- **Task goal**
Give the data below again exactly as written, without its pictures.

## START

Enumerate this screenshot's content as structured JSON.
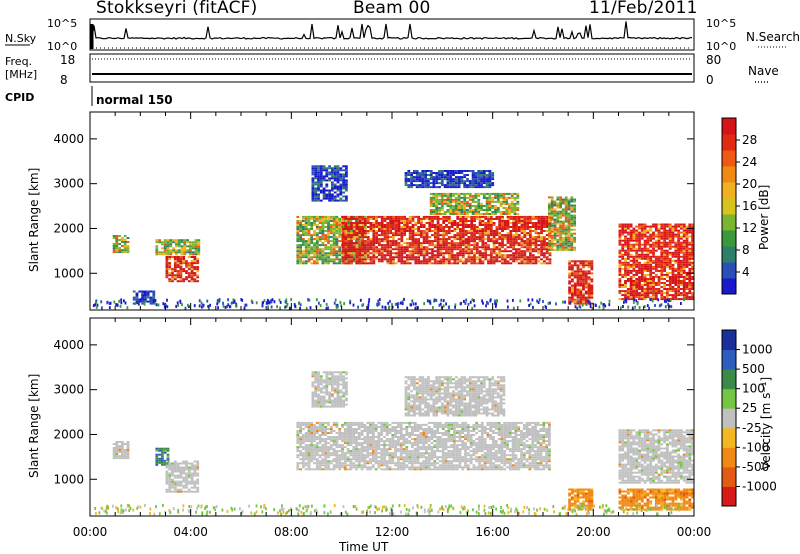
{
  "header": {
    "station": "Stokkseyri (fitACF)",
    "beam": "Beam 00",
    "date": "11/Feb/2011"
  },
  "top_panels": {
    "nsky_label": "N.Sky",
    "nsky_ticks": [
      "10^5",
      "10^0"
    ],
    "nsearch_label": "N.Search",
    "freq_label_1": "Freq.",
    "freq_label_2": "[MHz]",
    "freq_ticks": [
      "18",
      "8"
    ],
    "nave_label": "Nave",
    "nave_ticks": [
      "80",
      "0"
    ],
    "cpid_label": "CPID",
    "cpid_value": "normal 150"
  },
  "chart_data": [
    {
      "type": "heatmap",
      "name": "power",
      "xlabel": "",
      "ylabel": "Slant Range [km]",
      "x_ticks": [],
      "y_ticks": [
        "1000",
        "2000",
        "3000",
        "4000"
      ],
      "xlim_hours": [
        0,
        24
      ],
      "ylim_km": [
        180,
        4600
      ],
      "colorbar": {
        "label": "Power [dB]",
        "ticks": [
          "4",
          "8",
          "12",
          "16",
          "20",
          "24",
          "28"
        ],
        "colors": [
          "#1a1acc",
          "#2a4fb8",
          "#2e7e6a",
          "#3a9a3a",
          "#79b52f",
          "#d8c21e",
          "#f0b020",
          "#f08a14",
          "#ee5a12",
          "#e02a14",
          "#d4141a"
        ]
      },
      "regions": [
        {
          "t": [
            0.9,
            1.6
          ],
          "r": [
            1450,
            1850
          ],
          "level": "mid"
        },
        {
          "t": [
            1.7,
            2.6
          ],
          "r": [
            300,
            600
          ],
          "level": "low"
        },
        {
          "t": [
            2.6,
            4.4
          ],
          "r": [
            1400,
            1750
          ],
          "level": "mid"
        },
        {
          "t": [
            3.0,
            4.3
          ],
          "r": [
            800,
            1400
          ],
          "level": "high"
        },
        {
          "t": [
            8.8,
            10.2
          ],
          "r": [
            2600,
            3400
          ],
          "level": "low"
        },
        {
          "t": [
            8.2,
            11.0
          ],
          "r": [
            1200,
            2300
          ],
          "level": "mid"
        },
        {
          "t": [
            10.0,
            18.3
          ],
          "r": [
            1200,
            2300
          ],
          "level": "high"
        },
        {
          "t": [
            13.5,
            17.0
          ],
          "r": [
            2300,
            2800
          ],
          "level": "mid"
        },
        {
          "t": [
            12.5,
            16.0
          ],
          "r": [
            2900,
            3300
          ],
          "level": "low"
        },
        {
          "t": [
            18.2,
            19.3
          ],
          "r": [
            1500,
            2700
          ],
          "level": "mid"
        },
        {
          "t": [
            19.0,
            20.0
          ],
          "r": [
            300,
            1300
          ],
          "level": "high"
        },
        {
          "t": [
            21.0,
            24.0
          ],
          "r": [
            400,
            2100
          ],
          "level": "high"
        }
      ]
    },
    {
      "type": "heatmap",
      "name": "velocity",
      "xlabel": "Time UT",
      "ylabel": "Slant Range [km]",
      "x_ticks": [
        "00:00",
        "04:00",
        "08:00",
        "12:00",
        "16:00",
        "20:00",
        "00:00"
      ],
      "y_ticks": [
        "1000",
        "2000",
        "3000",
        "4000"
      ],
      "xlim_hours": [
        0,
        24
      ],
      "ylim_km": [
        180,
        4600
      ],
      "colorbar": {
        "label": "Velocity [m s⁻¹]",
        "ticks": [
          "1000",
          "500",
          "100",
          "25",
          "-25",
          "-100",
          "-500",
          "-1000"
        ],
        "colors": [
          "#1a2f9a",
          "#2d5dbd",
          "#3b8a49",
          "#74c544",
          "#c0c0c0",
          "#f4b722",
          "#f08a14",
          "#e45a12",
          "#d51a18"
        ]
      },
      "regions": [
        {
          "t": [
            0.9,
            1.6
          ],
          "r": [
            1450,
            1850
          ],
          "level": "ground"
        },
        {
          "t": [
            2.6,
            3.2
          ],
          "r": [
            1300,
            1700
          ],
          "level": "pos"
        },
        {
          "t": [
            3.0,
            4.3
          ],
          "r": [
            700,
            1400
          ],
          "level": "ground"
        },
        {
          "t": [
            8.2,
            18.3
          ],
          "r": [
            1200,
            2300
          ],
          "level": "ground"
        },
        {
          "t": [
            8.8,
            10.2
          ],
          "r": [
            2600,
            3400
          ],
          "level": "ground"
        },
        {
          "t": [
            12.5,
            16.5
          ],
          "r": [
            2400,
            3300
          ],
          "level": "ground"
        },
        {
          "t": [
            19.0,
            20.0
          ],
          "r": [
            300,
            800
          ],
          "level": "neg"
        },
        {
          "t": [
            21.0,
            24.0
          ],
          "r": [
            300,
            800
          ],
          "level": "neg"
        },
        {
          "t": [
            21.0,
            24.0
          ],
          "r": [
            900,
            2100
          ],
          "level": "ground"
        }
      ]
    }
  ]
}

## END

- **Exercise solution**
Enumerate this screenshot's content as structured JSON.
{
  "header": {
    "station": "Stokkseyri (fitACF)",
    "beam": "Beam 00",
    "date": "11/Feb/2011"
  },
  "top_panels": {
    "nsky_label": "N.Sky",
    "nsky_ticks": [
      "10^5",
      "10^0"
    ],
    "nsearch_label": "N.Search",
    "freq_label_1": "Freq.",
    "freq_label_2": "[MHz]",
    "freq_ticks": [
      "18",
      "8"
    ],
    "nave_label": "Nave",
    "nave_ticks": [
      "80",
      "0"
    ],
    "cpid_label": "CPID",
    "cpid_value": "normal 150"
  },
  "chart_data": [
    {
      "type": "heatmap",
      "name": "power",
      "xlabel": "",
      "ylabel": "Slant Range [km]",
      "x_ticks": [],
      "y_ticks": [
        "1000",
        "2000",
        "3000",
        "4000"
      ],
      "xlim_hours": [
        0,
        24
      ],
      "ylim_km": [
        180,
        4600
      ],
      "colorbar": {
        "label": "Power [dB]",
        "ticks": [
          "4",
          "8",
          "12",
          "16",
          "20",
          "24",
          "28"
        ],
        "colors": [
          "#1a1acc",
          "#2a4fb8",
          "#2e7e6a",
          "#3a9a3a",
          "#79b52f",
          "#d8c21e",
          "#f0b020",
          "#f08a14",
          "#ee5a12",
          "#e02a14",
          "#d4141a"
        ]
      },
      "regions": [
        {
          "t": [
            0.9,
            1.6
          ],
          "r": [
            1450,
            1850
          ],
          "level": "mid"
        },
        {
          "t": [
            1.7,
            2.6
          ],
          "r": [
            300,
            600
          ],
          "level": "low"
        },
        {
          "t": [
            2.6,
            4.4
          ],
          "r": [
            1400,
            1750
          ],
          "level": "mid"
        },
        {
          "t": [
            3.0,
            4.3
          ],
          "r": [
            800,
            1400
          ],
          "level": "high"
        },
        {
          "t": [
            8.8,
            10.2
          ],
          "r": [
            2600,
            3400
          ],
          "level": "low"
        },
        {
          "t": [
            8.2,
            11.0
          ],
          "r": [
            1200,
            2300
          ],
          "level": "mid"
        },
        {
          "t": [
            10.0,
            18.3
          ],
          "r": [
            1200,
            2300
          ],
          "level": "high"
        },
        {
          "t": [
            13.5,
            17.0
          ],
          "r": [
            2300,
            2800
          ],
          "level": "mid"
        },
        {
          "t": [
            12.5,
            16.0
          ],
          "r": [
            2900,
            3300
          ],
          "level": "low"
        },
        {
          "t": [
            18.2,
            19.3
          ],
          "r": [
            1500,
            2700
          ],
          "level": "mid"
        },
        {
          "t": [
            19.0,
            20.0
          ],
          "r": [
            300,
            1300
          ],
          "level": "high"
        },
        {
          "t": [
            21.0,
            24.0
          ],
          "r": [
            400,
            2100
          ],
          "level": "high"
        }
      ]
    },
    {
      "type": "heatmap",
      "name": "velocity",
      "xlabel": "Time UT",
      "ylabel": "Slant Range [km]",
      "x_ticks": [
        "00:00",
        "04:00",
        "08:00",
        "12:00",
        "16:00",
        "20:00",
        "00:00"
      ],
      "y_ticks": [
        "1000",
        "2000",
        "3000",
        "4000"
      ],
      "xlim_hours": [
        0,
        24
      ],
      "ylim_km": [
        180,
        4600
      ],
      "colorbar": {
        "label": "Velocity [m s⁻¹]",
        "ticks": [
          "1000",
          "500",
          "100",
          "25",
          "-25",
          "-100",
          "-500",
          "-1000"
        ],
        "colors": [
          "#1a2f9a",
          "#2d5dbd",
          "#3b8a49",
          "#74c544",
          "#c0c0c0",
          "#f4b722",
          "#f08a14",
          "#e45a12",
          "#d51a18"
        ]
      },
      "regions": [
        {
          "t": [
            0.9,
            1.6
          ],
          "r": [
            1450,
            1850
          ],
          "level": "ground"
        },
        {
          "t": [
            2.6,
            3.2
          ],
          "r": [
            1300,
            1700
          ],
          "level": "pos"
        },
        {
          "t": [
            3.0,
            4.3
          ],
          "r": [
            700,
            1400
          ],
          "level": "ground"
        },
        {
          "t": [
            8.2,
            18.3
          ],
          "r": [
            1200,
            2300
          ],
          "level": "ground"
        },
        {
          "t": [
            8.8,
            10.2
          ],
          "r": [
            2600,
            3400
          ],
          "level": "ground"
        },
        {
          "t": [
            12.5,
            16.5
          ],
          "r": [
            2400,
            3300
          ],
          "level": "ground"
        },
        {
          "t": [
            19.0,
            20.0
          ],
          "r": [
            300,
            800
          ],
          "level": "neg"
        },
        {
          "t": [
            21.0,
            24.0
          ],
          "r": [
            300,
            800
          ],
          "level": "neg"
        },
        {
          "t": [
            21.0,
            24.0
          ],
          "r": [
            900,
            2100
          ],
          "level": "ground"
        }
      ]
    }
  ]
}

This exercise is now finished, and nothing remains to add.